## TASK OBJECTIVE
Find the lines below that contain the string "район". Copy each one.

Dataset entries:
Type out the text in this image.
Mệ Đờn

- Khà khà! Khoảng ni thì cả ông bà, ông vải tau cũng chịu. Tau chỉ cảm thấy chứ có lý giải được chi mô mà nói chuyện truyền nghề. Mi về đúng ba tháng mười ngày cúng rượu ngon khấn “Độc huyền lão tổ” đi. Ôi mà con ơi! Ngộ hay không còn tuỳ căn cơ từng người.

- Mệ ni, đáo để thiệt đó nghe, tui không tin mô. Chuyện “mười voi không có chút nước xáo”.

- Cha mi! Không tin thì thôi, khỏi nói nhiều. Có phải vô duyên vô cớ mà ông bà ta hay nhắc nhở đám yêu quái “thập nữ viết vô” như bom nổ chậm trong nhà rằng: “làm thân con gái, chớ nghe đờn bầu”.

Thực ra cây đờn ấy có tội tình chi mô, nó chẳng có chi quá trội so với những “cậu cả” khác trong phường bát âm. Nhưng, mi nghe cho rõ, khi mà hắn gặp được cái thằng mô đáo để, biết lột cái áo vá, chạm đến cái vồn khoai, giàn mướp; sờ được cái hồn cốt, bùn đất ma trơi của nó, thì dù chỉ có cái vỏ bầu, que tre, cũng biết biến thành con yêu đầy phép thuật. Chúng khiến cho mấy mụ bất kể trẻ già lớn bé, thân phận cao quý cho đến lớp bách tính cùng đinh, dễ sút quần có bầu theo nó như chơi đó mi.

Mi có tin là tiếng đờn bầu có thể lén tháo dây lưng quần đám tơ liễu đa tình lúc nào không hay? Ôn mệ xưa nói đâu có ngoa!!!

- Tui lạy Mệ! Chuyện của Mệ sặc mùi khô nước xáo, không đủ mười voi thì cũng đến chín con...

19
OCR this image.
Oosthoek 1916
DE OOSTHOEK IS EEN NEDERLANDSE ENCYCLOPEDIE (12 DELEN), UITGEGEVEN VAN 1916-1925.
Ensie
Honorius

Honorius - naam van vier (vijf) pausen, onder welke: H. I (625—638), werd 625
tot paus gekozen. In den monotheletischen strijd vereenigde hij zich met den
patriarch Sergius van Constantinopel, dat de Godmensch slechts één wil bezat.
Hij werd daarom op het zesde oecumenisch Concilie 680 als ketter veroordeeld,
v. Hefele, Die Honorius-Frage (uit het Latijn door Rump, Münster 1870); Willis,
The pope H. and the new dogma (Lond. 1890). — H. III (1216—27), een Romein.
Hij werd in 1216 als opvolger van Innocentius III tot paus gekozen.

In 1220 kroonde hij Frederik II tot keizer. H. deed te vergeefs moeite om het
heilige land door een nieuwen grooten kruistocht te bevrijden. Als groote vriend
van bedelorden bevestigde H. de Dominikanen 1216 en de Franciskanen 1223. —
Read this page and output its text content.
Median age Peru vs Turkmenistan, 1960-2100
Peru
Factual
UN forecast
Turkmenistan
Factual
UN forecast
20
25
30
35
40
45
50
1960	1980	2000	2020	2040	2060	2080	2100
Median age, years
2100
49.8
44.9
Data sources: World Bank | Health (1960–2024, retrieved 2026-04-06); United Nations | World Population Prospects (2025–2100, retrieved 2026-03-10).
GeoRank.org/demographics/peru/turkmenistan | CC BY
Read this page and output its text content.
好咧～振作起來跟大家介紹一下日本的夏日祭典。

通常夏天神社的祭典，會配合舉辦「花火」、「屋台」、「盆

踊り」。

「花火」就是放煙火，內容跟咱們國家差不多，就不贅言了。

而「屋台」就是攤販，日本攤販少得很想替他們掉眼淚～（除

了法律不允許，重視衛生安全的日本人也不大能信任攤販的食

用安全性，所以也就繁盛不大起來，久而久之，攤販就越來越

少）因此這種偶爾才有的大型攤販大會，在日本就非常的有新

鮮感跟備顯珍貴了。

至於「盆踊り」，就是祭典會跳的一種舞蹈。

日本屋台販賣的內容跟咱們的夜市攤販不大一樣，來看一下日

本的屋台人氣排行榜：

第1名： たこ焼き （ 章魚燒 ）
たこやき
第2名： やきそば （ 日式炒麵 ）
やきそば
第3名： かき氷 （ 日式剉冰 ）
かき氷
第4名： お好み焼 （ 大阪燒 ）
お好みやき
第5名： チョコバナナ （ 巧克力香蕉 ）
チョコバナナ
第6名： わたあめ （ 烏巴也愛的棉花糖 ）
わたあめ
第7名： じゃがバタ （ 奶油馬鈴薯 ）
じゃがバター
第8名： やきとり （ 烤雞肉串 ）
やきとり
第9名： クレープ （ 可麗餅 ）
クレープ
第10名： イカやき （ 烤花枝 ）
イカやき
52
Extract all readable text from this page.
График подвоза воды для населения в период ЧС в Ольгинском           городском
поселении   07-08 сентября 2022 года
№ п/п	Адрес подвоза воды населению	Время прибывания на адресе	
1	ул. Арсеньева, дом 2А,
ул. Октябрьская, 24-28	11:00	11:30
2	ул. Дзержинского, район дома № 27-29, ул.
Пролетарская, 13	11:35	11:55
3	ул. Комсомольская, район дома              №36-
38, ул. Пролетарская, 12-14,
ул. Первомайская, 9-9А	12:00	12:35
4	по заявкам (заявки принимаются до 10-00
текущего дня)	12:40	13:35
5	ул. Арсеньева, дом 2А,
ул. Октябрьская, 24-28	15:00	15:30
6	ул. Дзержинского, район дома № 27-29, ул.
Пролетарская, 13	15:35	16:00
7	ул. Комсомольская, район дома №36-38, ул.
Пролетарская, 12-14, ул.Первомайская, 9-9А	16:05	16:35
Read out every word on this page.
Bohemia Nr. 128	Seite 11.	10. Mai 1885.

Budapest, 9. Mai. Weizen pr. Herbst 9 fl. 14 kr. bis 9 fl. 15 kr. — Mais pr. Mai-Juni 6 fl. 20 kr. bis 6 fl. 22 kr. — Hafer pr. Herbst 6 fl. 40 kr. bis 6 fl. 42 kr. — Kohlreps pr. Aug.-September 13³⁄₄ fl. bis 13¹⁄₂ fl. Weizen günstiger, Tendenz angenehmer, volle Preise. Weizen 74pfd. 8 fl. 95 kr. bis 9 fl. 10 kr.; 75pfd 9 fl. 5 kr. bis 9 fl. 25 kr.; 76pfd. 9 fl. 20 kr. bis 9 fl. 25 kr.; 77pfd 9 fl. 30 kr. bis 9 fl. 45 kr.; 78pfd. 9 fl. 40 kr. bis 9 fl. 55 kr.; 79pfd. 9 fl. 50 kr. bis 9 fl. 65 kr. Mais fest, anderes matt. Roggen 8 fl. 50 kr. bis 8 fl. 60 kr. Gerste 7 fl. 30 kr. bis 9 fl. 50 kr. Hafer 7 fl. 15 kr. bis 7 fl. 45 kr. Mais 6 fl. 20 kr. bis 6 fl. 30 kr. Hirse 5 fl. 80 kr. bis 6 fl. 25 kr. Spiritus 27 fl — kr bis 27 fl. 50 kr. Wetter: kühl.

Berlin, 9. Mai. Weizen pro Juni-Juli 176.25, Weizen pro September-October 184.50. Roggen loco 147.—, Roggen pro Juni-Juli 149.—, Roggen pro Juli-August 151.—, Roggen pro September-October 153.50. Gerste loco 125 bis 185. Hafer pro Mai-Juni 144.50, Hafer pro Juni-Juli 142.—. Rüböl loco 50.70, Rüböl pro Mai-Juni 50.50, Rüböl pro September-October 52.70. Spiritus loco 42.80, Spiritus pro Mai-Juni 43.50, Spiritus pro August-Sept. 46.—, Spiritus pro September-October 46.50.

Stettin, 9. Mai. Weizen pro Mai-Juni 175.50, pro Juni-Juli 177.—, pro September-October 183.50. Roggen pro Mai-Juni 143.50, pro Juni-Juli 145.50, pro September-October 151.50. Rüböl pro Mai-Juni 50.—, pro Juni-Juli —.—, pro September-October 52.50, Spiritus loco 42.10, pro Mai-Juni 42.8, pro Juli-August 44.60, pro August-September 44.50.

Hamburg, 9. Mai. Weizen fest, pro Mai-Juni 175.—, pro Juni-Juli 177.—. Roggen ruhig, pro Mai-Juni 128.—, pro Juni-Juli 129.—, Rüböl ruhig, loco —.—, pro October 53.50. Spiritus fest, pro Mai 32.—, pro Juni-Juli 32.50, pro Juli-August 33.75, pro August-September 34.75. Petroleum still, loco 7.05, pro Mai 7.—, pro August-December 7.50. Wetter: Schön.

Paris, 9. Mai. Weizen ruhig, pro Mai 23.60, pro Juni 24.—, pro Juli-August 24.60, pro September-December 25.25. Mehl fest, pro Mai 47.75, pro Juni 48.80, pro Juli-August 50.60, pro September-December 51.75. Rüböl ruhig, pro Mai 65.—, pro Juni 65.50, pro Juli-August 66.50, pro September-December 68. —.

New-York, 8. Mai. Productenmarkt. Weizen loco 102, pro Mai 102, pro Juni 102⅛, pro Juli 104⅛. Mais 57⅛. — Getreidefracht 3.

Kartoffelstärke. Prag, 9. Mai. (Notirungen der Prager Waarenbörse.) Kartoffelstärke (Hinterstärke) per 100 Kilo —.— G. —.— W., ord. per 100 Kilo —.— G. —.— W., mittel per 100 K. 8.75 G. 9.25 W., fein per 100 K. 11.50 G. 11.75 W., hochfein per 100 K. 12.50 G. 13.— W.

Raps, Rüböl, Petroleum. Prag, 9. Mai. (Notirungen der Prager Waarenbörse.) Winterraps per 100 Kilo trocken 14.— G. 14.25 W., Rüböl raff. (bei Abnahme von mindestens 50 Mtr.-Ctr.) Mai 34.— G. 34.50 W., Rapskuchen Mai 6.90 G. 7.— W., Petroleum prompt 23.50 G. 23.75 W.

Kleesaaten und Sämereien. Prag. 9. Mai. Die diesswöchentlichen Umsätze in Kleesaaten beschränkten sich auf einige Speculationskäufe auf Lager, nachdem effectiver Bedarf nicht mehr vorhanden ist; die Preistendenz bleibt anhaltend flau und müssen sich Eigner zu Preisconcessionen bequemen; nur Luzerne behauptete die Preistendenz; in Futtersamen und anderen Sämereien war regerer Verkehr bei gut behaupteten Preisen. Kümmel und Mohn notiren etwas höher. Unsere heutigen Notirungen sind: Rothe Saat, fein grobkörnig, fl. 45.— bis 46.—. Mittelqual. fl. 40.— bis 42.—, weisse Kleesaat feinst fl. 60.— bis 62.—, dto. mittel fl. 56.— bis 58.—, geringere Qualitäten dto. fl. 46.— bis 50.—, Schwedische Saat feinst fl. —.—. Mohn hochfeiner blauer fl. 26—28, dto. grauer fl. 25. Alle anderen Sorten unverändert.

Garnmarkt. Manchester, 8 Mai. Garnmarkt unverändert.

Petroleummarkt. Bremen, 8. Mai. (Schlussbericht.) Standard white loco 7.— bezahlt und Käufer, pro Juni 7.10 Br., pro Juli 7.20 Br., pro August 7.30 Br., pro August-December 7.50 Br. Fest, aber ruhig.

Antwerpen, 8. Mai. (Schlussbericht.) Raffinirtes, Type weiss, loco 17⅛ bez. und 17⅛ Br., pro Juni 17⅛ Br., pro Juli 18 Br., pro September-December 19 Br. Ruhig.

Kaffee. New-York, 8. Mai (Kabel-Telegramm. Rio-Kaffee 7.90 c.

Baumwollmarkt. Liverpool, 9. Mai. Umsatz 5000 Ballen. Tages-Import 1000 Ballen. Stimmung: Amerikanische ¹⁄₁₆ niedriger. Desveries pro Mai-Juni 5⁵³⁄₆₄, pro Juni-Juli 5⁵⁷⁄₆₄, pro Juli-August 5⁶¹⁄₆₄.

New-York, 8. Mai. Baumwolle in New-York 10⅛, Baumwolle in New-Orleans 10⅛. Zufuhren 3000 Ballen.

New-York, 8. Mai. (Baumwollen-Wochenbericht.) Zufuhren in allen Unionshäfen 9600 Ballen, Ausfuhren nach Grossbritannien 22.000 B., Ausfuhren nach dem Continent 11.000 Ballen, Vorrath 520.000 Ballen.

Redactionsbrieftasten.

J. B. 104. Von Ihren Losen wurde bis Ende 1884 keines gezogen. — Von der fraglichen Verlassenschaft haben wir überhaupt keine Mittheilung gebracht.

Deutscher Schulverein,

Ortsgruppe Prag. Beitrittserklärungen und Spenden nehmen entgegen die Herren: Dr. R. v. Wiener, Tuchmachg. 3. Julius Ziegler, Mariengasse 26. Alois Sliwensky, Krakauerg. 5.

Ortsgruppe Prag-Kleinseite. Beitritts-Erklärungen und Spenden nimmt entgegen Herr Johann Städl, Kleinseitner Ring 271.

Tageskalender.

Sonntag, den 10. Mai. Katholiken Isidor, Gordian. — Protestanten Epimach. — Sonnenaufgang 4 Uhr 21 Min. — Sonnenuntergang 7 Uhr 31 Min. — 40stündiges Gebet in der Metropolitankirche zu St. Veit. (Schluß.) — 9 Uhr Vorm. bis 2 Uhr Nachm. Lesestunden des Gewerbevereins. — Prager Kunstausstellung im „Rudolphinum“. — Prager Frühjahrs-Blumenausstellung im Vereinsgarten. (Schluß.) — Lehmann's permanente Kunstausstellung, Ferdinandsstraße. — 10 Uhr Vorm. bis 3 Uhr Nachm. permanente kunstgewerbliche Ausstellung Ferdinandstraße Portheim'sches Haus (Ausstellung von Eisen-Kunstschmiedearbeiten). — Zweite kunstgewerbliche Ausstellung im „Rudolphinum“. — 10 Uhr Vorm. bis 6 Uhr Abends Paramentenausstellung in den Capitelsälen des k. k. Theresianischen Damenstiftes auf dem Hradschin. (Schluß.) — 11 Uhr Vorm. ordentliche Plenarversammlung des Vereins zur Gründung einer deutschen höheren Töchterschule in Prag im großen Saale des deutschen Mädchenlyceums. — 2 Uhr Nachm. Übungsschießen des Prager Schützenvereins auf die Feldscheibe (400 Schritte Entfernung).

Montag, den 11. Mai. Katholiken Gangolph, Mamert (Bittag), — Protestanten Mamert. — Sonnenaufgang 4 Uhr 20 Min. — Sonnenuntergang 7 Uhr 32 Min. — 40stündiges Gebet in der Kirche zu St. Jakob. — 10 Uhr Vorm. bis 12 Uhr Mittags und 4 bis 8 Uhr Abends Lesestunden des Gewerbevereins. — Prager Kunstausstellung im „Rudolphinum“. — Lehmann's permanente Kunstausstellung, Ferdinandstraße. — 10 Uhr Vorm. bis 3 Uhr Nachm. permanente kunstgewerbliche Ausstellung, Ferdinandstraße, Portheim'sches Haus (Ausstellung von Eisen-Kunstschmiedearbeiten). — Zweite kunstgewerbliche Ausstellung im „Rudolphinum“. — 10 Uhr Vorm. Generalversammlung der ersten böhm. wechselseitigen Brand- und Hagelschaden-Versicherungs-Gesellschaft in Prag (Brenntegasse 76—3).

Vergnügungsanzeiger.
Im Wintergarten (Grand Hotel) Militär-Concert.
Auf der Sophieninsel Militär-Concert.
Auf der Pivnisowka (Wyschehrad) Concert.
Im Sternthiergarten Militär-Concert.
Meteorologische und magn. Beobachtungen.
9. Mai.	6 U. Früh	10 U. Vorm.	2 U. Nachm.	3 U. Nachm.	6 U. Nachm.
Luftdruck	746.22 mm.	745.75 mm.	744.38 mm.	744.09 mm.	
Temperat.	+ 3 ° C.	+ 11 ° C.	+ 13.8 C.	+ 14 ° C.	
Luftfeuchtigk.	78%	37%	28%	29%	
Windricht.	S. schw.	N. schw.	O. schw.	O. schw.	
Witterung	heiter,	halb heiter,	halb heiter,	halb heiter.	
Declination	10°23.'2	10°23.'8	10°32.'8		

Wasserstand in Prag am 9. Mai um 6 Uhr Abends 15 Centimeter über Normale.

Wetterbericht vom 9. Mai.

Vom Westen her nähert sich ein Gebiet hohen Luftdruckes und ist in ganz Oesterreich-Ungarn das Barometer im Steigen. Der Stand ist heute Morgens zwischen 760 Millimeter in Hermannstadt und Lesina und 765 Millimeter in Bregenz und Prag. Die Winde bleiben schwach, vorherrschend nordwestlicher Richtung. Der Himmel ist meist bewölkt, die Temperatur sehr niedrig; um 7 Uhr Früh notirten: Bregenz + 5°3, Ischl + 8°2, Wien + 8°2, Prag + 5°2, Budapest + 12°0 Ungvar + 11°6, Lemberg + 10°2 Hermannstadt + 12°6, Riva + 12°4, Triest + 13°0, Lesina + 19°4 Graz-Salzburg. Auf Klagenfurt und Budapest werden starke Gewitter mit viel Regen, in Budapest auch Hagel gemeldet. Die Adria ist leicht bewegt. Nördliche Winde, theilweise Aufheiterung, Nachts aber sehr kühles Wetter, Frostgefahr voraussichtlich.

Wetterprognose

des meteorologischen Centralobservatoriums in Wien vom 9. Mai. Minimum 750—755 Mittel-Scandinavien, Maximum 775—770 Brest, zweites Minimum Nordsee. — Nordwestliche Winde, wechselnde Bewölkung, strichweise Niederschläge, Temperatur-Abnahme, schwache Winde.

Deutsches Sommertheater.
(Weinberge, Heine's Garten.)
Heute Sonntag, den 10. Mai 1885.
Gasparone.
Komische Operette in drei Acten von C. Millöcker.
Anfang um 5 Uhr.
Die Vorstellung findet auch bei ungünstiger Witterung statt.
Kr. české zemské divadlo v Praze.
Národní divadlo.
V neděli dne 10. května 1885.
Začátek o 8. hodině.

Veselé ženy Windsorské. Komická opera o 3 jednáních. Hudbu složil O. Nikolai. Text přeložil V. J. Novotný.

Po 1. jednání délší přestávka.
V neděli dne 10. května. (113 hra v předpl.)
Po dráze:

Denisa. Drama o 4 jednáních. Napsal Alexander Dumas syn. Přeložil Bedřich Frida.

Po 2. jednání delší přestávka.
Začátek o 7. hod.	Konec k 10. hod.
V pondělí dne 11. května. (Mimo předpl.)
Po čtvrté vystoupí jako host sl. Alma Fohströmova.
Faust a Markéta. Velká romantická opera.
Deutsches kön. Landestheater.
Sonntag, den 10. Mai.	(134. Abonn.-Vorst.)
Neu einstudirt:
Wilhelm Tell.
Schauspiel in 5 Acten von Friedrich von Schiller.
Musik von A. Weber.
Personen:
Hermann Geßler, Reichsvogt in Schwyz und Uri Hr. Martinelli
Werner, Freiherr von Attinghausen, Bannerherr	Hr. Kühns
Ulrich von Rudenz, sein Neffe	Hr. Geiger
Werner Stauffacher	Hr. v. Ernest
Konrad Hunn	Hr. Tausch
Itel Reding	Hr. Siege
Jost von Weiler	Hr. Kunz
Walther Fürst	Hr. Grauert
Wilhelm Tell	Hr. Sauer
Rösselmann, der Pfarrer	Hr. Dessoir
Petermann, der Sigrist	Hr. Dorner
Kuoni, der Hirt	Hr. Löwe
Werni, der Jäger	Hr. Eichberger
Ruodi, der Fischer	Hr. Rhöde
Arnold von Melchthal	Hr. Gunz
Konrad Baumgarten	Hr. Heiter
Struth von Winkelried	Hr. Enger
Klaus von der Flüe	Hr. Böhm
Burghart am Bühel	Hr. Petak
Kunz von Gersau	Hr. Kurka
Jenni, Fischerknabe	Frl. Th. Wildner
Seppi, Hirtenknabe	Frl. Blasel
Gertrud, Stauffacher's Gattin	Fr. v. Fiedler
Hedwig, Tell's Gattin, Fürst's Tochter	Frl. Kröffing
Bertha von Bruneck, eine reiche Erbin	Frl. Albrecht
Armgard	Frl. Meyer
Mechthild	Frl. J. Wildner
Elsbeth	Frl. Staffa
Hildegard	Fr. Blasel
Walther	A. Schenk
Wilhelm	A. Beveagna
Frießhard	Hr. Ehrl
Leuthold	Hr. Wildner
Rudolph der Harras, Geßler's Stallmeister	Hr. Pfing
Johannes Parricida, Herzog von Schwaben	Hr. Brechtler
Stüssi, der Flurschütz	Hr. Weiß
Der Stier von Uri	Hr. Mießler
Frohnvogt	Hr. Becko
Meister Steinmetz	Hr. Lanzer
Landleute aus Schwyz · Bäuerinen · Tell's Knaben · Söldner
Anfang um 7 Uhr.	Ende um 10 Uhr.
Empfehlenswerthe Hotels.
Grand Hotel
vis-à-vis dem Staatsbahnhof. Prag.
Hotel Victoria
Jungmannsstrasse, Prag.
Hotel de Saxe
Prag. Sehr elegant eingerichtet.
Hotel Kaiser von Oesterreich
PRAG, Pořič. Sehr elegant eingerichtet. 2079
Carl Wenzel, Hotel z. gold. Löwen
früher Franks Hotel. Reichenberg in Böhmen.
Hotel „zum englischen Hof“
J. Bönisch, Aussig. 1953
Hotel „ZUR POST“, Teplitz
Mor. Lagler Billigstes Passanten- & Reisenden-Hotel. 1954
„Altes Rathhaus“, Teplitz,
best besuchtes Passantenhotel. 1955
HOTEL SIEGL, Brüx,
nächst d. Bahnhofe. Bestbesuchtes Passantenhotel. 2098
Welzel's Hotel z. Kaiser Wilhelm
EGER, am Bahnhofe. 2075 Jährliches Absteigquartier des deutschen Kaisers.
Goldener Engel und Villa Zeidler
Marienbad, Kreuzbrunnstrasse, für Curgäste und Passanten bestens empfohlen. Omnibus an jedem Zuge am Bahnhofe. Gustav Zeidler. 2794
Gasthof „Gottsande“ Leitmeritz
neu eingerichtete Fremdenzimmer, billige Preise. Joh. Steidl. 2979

## ANSWER
2	ул. Дзержинского, район дома № 27-29, ул.
3	ул. Комсомольская, район дома              №36-
6	ул. Дзержинского, район дома № 27-29, ул.
7	ул. Комсомольская, район дома №36-38, ул.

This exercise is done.